● **Given exercise**
List each line holding the string "likes".

(Stored data entries)
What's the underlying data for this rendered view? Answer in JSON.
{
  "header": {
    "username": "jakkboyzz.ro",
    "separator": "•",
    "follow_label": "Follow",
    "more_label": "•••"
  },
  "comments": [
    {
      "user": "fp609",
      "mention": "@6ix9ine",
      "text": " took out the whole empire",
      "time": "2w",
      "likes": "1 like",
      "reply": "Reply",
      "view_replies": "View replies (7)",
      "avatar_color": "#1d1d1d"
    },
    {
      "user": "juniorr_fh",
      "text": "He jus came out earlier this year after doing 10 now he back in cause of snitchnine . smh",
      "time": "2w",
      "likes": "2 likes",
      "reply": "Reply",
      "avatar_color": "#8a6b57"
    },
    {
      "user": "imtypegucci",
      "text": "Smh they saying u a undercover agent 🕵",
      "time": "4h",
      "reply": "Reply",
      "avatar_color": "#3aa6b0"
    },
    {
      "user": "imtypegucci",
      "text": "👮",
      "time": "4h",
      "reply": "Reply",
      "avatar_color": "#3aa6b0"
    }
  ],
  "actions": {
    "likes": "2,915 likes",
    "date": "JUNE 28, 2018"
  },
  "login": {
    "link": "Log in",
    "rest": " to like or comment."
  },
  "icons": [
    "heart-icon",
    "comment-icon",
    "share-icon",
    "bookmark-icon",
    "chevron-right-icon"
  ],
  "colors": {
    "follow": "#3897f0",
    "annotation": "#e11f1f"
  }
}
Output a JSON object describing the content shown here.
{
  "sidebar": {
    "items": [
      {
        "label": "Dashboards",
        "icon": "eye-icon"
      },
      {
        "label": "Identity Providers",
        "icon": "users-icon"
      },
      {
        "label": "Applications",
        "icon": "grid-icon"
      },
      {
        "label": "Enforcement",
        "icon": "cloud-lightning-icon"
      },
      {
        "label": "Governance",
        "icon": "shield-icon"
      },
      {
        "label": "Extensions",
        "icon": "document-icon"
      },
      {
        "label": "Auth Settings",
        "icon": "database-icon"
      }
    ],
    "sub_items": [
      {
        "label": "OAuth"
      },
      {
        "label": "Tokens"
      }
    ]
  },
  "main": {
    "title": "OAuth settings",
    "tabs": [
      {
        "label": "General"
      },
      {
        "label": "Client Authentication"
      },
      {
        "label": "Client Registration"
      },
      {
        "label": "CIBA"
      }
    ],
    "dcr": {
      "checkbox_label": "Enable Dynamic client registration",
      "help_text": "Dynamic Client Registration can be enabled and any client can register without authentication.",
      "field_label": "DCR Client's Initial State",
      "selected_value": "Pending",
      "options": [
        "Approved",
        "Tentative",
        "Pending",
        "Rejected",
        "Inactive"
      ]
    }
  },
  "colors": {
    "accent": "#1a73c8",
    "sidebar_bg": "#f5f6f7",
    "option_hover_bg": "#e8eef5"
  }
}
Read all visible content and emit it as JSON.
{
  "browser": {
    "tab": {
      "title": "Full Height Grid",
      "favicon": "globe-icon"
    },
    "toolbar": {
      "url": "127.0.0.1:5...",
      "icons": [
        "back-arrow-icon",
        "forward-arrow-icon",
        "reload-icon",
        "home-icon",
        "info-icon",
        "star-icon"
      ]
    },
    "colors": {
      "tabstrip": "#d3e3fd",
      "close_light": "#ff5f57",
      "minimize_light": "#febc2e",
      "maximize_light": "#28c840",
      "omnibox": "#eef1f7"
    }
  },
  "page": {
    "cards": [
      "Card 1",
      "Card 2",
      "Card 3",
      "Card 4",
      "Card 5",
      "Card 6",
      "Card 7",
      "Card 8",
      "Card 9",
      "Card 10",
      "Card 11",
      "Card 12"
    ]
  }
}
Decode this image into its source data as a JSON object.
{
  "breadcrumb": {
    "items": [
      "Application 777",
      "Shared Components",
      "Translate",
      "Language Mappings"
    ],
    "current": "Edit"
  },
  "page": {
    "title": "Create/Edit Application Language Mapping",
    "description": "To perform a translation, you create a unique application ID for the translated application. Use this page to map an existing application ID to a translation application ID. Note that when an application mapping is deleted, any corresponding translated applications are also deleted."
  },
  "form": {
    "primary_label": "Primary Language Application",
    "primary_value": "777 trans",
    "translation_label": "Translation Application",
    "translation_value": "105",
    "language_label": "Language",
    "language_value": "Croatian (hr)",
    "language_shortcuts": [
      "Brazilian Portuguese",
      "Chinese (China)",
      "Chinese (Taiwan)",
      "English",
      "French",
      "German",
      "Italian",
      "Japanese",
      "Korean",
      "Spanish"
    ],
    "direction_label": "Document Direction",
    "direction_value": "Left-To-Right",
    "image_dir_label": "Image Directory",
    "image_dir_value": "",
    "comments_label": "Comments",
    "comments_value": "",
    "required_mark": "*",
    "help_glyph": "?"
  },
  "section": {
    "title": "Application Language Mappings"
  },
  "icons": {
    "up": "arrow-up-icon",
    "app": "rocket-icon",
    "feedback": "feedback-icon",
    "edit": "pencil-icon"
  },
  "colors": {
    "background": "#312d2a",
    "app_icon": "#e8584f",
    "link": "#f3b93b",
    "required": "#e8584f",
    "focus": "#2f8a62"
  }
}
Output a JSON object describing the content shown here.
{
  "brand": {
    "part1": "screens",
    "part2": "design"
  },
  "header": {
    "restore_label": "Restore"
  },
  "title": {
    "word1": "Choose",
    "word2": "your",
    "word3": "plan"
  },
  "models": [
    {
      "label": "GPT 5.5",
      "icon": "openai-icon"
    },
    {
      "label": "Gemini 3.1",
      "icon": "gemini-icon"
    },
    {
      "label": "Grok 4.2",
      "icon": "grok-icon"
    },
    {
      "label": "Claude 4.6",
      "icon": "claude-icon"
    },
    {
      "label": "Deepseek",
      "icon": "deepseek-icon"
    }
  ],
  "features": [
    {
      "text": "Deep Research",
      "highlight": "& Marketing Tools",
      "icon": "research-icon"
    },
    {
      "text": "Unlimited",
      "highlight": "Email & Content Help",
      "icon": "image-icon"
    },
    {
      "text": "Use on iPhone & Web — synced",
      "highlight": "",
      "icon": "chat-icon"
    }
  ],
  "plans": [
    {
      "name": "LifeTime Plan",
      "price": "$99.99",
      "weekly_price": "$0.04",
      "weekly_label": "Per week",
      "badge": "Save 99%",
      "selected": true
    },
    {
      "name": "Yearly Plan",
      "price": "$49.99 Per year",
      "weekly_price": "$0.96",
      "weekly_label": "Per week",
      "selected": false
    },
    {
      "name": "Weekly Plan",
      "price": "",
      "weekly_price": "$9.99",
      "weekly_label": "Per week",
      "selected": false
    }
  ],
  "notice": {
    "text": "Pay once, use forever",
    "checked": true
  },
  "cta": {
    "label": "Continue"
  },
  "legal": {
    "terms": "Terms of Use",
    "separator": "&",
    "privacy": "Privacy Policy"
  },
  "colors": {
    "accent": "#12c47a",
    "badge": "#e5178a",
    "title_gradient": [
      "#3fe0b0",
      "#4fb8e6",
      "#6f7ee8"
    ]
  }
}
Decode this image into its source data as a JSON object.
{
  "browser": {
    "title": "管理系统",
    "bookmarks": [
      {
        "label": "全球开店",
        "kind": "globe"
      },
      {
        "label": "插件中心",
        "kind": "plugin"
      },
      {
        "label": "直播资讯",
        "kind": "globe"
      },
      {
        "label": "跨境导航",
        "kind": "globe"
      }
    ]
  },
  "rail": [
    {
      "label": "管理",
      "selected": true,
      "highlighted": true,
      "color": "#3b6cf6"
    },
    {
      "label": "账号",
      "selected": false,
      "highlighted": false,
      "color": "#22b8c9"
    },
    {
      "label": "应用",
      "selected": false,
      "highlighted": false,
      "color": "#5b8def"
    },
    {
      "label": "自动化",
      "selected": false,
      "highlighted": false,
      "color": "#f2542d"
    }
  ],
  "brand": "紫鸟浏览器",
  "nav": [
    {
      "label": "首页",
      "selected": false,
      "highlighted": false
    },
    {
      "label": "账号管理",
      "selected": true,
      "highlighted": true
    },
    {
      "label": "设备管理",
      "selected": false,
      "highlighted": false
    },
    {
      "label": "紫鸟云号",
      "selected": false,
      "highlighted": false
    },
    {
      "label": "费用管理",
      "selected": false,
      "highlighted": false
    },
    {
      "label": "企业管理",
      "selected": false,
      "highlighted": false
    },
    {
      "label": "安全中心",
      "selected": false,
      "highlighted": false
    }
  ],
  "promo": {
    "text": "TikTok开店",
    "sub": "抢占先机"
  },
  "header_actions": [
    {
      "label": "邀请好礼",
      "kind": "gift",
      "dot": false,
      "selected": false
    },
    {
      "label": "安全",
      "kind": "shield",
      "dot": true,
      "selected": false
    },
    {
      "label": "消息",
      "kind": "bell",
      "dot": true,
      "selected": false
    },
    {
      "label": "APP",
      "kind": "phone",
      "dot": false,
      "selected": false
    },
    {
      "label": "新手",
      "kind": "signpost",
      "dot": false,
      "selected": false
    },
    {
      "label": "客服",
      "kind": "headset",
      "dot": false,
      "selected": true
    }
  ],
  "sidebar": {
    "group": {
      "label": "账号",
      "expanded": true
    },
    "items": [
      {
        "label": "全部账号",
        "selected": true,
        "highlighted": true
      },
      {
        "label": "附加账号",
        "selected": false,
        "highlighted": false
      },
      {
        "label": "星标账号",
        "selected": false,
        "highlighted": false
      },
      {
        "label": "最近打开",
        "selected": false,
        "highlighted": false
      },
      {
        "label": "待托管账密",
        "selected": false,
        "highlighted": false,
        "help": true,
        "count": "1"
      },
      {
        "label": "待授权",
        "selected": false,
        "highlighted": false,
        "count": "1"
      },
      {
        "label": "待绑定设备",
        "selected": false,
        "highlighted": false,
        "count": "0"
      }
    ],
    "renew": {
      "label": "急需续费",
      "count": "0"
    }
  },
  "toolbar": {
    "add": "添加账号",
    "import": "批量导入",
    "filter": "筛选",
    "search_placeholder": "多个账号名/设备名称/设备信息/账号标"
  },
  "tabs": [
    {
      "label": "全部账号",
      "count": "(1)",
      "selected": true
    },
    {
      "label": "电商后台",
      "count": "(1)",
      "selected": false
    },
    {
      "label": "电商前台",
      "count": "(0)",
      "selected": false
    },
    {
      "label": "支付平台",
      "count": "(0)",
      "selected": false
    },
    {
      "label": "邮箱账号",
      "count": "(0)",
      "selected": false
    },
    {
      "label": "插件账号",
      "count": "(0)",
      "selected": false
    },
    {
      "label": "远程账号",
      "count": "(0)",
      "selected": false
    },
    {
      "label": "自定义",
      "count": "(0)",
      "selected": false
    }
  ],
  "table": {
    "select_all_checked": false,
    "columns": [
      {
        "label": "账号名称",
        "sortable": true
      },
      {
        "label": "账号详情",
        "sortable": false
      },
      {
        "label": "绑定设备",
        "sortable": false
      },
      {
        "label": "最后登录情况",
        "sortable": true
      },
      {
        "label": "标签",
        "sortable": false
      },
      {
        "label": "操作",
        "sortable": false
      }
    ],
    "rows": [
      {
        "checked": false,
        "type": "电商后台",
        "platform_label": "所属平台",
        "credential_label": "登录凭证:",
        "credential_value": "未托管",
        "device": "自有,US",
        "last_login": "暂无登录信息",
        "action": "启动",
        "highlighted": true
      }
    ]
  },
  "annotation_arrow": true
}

● **Output for this task**
      "likes": "1 like",
      "likes": "2 likes",
    "likes": "2,915 likes",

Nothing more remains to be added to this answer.